[Goal]:
Return all lines with the word "sweet" in them.
begin Provided data
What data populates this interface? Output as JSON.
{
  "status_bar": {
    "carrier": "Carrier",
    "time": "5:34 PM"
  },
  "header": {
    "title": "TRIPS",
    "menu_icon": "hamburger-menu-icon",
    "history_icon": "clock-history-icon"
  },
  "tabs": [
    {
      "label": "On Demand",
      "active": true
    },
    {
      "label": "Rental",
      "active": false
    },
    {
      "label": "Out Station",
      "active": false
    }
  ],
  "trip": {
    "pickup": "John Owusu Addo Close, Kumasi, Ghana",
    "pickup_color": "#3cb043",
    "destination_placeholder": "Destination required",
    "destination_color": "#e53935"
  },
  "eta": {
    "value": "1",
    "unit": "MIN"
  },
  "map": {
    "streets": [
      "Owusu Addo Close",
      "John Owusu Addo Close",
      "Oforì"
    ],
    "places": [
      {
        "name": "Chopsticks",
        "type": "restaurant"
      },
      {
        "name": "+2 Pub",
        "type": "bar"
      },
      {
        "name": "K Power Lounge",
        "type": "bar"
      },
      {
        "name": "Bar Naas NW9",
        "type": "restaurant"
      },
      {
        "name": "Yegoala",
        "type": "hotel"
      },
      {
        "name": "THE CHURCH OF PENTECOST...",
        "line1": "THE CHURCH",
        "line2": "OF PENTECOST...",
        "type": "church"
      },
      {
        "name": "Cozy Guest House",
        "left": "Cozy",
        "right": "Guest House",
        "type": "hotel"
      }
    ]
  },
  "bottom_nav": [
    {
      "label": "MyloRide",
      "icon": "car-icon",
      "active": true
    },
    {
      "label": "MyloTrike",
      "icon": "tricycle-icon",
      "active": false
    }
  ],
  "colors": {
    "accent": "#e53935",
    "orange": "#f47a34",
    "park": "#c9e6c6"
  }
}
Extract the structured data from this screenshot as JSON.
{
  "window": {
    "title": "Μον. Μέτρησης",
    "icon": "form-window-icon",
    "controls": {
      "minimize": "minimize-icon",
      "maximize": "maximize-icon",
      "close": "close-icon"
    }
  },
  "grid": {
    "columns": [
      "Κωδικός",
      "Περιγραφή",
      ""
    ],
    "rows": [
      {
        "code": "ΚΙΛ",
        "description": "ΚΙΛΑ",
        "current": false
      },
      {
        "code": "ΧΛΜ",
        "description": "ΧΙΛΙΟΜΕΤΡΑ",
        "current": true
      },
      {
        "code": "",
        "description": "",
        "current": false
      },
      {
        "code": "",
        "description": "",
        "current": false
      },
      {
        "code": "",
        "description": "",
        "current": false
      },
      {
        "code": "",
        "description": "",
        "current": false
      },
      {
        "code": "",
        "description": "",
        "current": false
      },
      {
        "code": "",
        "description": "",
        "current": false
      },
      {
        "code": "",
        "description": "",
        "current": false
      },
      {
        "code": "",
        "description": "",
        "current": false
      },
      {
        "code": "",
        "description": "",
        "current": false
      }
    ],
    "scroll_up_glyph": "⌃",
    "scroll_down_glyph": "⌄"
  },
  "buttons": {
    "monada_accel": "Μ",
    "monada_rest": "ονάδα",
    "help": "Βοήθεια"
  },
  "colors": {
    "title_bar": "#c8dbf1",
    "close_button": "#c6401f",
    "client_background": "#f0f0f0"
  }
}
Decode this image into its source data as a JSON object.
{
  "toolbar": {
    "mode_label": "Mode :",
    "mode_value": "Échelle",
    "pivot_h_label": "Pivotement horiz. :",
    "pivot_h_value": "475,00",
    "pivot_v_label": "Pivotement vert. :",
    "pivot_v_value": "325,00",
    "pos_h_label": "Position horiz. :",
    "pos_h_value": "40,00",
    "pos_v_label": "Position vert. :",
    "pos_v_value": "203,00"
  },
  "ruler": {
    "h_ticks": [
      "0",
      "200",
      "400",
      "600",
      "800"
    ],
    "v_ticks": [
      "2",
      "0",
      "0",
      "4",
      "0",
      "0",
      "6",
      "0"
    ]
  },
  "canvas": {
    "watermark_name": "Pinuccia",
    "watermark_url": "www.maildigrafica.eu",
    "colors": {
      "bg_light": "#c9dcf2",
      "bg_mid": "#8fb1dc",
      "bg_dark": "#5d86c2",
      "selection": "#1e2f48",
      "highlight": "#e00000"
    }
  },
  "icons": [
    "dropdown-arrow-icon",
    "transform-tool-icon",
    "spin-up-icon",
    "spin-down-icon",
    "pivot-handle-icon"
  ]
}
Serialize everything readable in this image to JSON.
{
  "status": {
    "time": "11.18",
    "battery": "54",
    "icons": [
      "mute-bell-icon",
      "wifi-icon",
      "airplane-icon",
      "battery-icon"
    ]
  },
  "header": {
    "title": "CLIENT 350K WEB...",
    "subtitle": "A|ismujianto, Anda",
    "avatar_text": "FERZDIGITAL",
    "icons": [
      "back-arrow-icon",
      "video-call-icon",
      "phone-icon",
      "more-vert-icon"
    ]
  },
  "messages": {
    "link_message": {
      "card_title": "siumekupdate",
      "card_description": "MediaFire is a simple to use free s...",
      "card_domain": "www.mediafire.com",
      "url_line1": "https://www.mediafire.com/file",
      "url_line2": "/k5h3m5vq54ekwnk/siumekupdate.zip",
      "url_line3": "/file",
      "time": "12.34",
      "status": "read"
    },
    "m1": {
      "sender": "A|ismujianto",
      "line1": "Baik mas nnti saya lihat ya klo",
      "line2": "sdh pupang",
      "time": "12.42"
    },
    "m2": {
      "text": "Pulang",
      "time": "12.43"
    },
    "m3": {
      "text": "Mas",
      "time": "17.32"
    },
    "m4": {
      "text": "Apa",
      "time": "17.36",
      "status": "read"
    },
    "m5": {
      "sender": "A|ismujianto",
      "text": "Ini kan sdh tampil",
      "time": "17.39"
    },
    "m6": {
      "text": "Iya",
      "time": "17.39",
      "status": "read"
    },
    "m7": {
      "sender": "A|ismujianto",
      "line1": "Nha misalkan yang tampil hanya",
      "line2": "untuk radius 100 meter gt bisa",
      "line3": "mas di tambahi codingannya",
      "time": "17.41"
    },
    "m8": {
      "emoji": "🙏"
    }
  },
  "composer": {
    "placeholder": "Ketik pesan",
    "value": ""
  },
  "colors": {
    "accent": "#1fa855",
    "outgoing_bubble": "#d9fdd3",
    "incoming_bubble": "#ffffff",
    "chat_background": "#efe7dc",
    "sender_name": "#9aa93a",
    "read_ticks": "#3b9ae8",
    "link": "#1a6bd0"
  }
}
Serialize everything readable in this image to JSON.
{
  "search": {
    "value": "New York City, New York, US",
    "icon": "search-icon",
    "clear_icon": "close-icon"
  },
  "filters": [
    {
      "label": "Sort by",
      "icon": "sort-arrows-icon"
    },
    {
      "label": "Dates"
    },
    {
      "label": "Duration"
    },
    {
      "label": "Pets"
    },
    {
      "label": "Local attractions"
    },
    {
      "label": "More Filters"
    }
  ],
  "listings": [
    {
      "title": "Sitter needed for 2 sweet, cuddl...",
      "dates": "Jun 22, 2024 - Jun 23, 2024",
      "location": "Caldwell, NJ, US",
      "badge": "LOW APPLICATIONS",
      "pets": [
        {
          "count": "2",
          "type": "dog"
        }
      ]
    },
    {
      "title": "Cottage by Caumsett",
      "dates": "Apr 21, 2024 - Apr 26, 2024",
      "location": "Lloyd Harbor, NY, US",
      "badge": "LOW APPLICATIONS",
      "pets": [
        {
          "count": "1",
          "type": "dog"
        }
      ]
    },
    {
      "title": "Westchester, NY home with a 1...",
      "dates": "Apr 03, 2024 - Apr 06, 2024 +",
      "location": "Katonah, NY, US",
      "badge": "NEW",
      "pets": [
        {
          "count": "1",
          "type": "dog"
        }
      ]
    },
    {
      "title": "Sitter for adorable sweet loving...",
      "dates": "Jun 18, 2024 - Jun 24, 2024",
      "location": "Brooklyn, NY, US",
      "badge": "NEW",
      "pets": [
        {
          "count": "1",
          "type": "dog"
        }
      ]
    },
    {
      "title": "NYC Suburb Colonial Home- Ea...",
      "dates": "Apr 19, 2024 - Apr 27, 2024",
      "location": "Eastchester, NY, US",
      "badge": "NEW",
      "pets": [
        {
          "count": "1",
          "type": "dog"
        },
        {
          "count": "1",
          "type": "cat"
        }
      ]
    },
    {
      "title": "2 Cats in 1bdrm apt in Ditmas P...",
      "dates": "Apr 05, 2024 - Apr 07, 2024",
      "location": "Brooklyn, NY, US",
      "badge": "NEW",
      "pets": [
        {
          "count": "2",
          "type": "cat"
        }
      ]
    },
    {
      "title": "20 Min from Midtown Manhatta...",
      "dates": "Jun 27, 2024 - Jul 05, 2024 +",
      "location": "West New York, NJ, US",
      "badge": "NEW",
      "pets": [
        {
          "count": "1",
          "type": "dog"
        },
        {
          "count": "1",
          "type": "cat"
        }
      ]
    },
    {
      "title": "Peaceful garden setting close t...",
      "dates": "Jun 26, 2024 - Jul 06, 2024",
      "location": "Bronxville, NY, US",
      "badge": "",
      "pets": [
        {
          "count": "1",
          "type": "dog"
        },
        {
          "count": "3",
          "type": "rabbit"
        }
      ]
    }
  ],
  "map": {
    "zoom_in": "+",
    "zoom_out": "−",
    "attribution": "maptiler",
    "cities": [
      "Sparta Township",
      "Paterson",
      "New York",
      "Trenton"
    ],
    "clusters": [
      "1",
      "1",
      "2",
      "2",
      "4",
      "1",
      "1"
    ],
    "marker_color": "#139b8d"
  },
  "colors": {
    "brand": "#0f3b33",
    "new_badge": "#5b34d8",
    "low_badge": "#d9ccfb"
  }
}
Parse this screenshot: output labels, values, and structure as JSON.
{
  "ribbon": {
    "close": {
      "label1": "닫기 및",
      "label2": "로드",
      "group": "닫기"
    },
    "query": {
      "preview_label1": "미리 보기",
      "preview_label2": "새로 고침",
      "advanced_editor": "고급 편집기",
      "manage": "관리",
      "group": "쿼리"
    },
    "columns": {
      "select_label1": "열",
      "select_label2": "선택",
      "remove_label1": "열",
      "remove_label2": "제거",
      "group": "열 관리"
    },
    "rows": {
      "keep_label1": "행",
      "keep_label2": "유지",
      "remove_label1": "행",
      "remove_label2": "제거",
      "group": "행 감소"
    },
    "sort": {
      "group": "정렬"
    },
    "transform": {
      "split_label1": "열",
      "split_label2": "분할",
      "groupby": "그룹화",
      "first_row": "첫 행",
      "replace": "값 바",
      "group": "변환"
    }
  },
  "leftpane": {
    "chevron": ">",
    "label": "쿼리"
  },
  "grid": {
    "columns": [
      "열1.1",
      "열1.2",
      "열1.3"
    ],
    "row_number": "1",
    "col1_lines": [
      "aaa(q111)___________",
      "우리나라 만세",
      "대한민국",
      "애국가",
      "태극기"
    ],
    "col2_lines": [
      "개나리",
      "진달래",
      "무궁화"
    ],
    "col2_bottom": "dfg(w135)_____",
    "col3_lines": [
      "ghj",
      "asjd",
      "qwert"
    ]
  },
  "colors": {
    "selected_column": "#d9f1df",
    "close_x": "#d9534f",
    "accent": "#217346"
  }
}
end Provided data
[Answer to the problem]:
      "title": "Sitter needed for 2 sweet, cuddl...",
      "title": "Sitter for adorable sweet loving...",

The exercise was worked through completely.